Exercise directions:
Every line that includes the word "TabPFN" is to be listed.

==== Extracted records ====

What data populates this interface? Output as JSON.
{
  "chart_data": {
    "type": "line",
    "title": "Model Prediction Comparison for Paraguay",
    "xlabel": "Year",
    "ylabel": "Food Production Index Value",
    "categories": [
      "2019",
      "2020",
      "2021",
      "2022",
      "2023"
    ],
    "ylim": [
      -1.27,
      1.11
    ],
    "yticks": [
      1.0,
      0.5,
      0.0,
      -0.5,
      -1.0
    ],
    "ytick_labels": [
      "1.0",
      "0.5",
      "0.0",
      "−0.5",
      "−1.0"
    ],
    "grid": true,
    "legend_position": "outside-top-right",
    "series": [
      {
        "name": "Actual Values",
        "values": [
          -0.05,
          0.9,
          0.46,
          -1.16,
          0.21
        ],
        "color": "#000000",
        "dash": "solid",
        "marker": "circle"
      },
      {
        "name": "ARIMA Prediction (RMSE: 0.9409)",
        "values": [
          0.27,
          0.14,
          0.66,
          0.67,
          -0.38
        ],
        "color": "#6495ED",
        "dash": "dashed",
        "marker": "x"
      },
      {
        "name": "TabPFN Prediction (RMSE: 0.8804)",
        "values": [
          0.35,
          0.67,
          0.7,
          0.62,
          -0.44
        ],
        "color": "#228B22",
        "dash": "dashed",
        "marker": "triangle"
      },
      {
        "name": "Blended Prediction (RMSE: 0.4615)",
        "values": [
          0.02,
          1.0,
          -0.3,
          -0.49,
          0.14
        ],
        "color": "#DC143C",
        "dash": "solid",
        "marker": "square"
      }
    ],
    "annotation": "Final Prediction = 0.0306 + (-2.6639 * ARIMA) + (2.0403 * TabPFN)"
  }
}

====
==== Extracted records ====

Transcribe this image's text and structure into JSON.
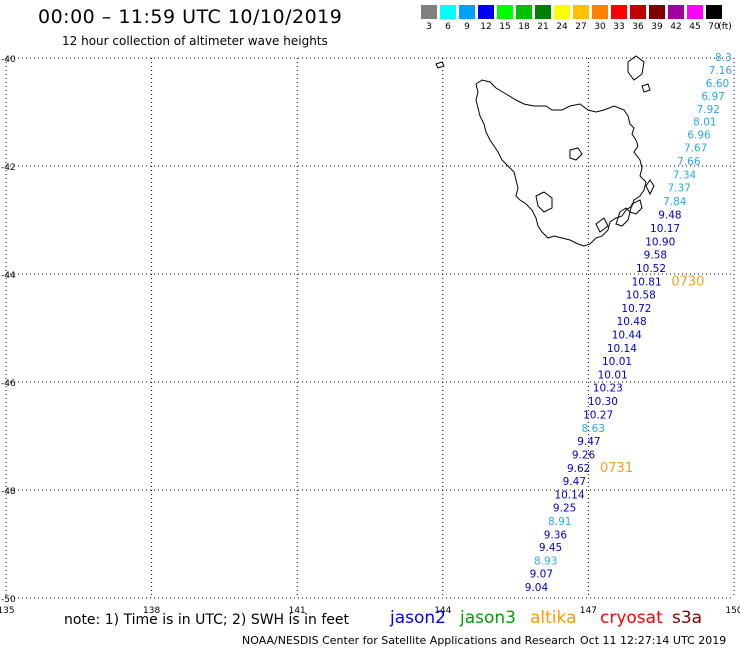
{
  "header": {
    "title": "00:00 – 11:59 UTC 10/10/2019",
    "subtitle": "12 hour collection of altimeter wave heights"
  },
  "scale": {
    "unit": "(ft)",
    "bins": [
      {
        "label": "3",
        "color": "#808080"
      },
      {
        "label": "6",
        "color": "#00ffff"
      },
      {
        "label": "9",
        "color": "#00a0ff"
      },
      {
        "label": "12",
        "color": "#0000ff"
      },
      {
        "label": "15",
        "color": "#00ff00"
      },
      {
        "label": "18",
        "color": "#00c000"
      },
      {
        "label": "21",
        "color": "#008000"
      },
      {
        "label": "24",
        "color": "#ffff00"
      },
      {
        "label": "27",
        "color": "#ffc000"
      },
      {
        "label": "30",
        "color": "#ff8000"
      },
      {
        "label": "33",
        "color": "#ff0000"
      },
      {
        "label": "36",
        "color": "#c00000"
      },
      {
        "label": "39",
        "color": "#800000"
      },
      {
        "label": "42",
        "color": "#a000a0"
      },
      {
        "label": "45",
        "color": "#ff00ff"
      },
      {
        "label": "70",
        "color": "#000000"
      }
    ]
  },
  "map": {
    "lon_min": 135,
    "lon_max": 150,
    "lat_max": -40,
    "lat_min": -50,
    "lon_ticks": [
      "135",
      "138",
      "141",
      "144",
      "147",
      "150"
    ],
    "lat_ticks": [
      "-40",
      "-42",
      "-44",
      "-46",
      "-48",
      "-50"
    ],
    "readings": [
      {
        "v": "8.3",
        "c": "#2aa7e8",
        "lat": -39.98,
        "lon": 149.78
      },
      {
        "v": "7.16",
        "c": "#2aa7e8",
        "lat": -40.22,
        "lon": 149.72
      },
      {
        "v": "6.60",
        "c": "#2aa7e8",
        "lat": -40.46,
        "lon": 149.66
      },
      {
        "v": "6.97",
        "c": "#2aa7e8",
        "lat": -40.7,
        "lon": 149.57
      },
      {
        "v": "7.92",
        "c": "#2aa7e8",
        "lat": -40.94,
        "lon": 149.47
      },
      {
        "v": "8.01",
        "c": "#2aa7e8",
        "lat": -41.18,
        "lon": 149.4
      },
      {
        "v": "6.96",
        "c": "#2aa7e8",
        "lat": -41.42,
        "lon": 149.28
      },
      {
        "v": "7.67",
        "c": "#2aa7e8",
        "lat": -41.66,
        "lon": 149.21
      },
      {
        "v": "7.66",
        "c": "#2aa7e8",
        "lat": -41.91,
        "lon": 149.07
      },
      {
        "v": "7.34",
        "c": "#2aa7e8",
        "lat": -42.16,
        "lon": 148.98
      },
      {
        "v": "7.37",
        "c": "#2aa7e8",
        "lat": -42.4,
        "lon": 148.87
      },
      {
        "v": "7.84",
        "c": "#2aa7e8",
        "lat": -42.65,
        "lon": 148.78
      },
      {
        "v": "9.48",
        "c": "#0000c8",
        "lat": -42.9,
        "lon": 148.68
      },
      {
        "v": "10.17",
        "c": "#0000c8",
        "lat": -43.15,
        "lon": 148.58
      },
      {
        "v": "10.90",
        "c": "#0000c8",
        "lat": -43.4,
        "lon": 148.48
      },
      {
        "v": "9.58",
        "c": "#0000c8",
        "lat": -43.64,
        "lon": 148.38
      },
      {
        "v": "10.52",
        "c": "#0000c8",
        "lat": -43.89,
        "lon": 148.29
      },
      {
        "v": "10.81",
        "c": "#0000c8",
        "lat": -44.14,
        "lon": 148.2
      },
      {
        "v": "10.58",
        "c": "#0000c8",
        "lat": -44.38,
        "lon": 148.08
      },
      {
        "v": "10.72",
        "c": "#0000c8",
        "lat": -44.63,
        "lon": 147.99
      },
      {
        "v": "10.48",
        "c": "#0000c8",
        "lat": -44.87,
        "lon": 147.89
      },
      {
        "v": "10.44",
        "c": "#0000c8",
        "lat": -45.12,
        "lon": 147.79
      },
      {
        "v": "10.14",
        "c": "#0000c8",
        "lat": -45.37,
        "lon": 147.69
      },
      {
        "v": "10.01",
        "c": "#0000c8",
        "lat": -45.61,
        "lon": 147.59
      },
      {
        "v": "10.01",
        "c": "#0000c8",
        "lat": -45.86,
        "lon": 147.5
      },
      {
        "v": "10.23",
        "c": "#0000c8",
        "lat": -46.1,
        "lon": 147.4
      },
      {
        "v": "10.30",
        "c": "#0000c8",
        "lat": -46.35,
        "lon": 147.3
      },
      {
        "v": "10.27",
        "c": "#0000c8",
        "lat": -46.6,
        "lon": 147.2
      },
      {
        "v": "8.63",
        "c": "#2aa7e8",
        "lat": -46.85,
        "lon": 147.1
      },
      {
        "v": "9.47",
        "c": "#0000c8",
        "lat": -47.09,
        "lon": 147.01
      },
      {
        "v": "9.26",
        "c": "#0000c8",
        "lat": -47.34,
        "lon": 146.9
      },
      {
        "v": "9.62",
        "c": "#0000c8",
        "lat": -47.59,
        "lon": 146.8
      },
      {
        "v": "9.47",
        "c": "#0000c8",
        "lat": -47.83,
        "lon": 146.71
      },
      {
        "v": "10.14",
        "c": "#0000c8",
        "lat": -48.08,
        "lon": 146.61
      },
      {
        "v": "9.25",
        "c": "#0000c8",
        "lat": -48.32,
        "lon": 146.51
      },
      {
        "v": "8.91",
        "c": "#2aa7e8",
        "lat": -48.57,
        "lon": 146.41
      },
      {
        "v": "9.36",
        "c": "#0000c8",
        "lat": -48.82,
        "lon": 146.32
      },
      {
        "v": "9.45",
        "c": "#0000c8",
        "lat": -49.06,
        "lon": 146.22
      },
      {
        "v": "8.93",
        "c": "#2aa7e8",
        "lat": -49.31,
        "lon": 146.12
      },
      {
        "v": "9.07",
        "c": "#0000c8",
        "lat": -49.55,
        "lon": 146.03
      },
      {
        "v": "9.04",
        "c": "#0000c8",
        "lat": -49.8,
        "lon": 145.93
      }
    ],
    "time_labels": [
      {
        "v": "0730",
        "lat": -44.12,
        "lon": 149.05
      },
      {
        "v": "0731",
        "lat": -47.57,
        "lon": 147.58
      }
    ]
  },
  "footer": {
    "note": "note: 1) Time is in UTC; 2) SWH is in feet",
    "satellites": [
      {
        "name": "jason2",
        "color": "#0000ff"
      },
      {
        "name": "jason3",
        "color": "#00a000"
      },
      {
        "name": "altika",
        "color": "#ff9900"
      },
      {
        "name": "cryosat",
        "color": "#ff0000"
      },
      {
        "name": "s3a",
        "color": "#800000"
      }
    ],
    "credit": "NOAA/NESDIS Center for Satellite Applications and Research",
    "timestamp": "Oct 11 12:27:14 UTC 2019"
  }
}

====
==== Extracted records ====

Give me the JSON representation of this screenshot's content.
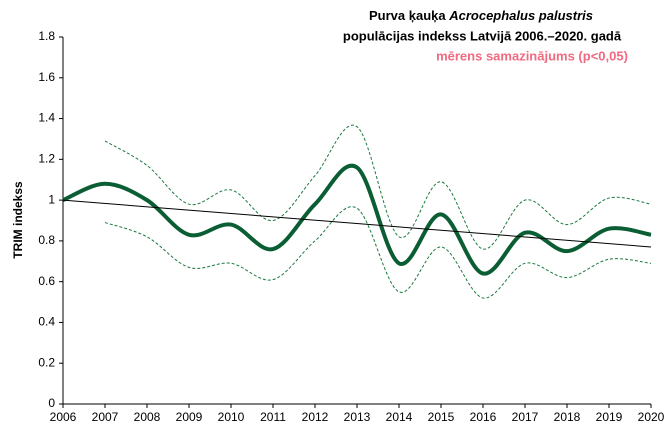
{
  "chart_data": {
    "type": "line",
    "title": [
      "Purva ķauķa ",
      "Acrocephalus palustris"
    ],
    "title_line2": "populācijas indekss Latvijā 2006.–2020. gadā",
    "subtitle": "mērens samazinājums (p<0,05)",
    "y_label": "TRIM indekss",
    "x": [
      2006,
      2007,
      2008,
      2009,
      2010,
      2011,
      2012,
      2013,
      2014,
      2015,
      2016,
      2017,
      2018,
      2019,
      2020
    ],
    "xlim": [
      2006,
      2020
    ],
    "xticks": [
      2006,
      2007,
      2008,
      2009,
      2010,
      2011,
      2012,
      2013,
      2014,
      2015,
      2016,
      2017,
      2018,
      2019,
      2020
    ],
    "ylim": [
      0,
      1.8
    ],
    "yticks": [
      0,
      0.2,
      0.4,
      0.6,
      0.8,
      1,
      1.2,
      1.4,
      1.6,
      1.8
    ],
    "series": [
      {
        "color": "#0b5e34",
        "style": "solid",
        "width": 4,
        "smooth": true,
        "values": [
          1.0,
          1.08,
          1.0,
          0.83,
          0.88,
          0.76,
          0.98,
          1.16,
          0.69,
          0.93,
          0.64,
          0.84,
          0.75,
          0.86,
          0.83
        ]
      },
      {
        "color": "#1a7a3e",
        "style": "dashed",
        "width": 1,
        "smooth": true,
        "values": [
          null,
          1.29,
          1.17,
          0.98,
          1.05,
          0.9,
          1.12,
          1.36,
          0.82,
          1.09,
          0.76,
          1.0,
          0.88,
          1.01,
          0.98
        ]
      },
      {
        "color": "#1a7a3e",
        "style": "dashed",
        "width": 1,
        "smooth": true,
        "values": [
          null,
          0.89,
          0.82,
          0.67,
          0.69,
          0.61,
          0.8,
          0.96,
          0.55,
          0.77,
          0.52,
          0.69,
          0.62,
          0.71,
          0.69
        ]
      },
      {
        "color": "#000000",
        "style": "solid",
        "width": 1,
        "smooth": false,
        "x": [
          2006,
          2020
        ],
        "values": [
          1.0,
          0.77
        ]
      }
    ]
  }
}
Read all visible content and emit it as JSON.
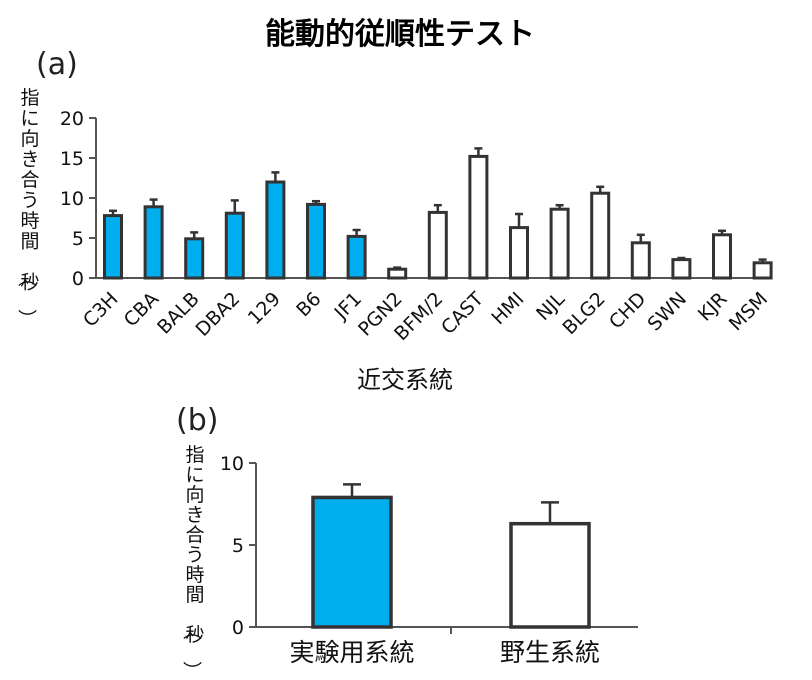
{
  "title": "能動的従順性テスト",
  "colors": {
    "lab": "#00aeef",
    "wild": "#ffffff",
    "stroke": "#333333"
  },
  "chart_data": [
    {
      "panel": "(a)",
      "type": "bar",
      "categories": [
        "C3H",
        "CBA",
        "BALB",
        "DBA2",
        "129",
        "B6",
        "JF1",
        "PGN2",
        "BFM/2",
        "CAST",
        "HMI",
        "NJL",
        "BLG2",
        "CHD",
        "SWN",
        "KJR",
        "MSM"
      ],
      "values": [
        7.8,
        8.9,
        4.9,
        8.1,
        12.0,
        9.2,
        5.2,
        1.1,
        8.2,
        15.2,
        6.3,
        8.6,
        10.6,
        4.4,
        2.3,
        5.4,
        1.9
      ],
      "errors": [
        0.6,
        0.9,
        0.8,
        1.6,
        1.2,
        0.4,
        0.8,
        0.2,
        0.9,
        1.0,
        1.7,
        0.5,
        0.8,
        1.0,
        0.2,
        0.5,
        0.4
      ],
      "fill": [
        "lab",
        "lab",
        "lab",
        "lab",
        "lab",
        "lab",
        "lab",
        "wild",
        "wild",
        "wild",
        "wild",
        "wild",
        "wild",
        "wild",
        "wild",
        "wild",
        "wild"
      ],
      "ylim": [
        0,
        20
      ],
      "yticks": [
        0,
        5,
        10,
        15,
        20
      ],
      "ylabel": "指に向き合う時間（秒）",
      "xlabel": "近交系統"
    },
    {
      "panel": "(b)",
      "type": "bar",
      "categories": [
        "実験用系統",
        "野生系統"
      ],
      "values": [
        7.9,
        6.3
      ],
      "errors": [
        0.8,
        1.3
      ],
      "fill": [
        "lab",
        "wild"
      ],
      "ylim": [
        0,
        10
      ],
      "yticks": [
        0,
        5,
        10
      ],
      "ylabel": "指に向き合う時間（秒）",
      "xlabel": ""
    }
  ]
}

====

Response for this exercise:
        "name": "TabPFN Prediction (RMSE: 0.8804)",
    "annotation": "Final Prediction = 0.0306 + (-2.6639 * ARIMA) + (2.0403 * TabPFN)"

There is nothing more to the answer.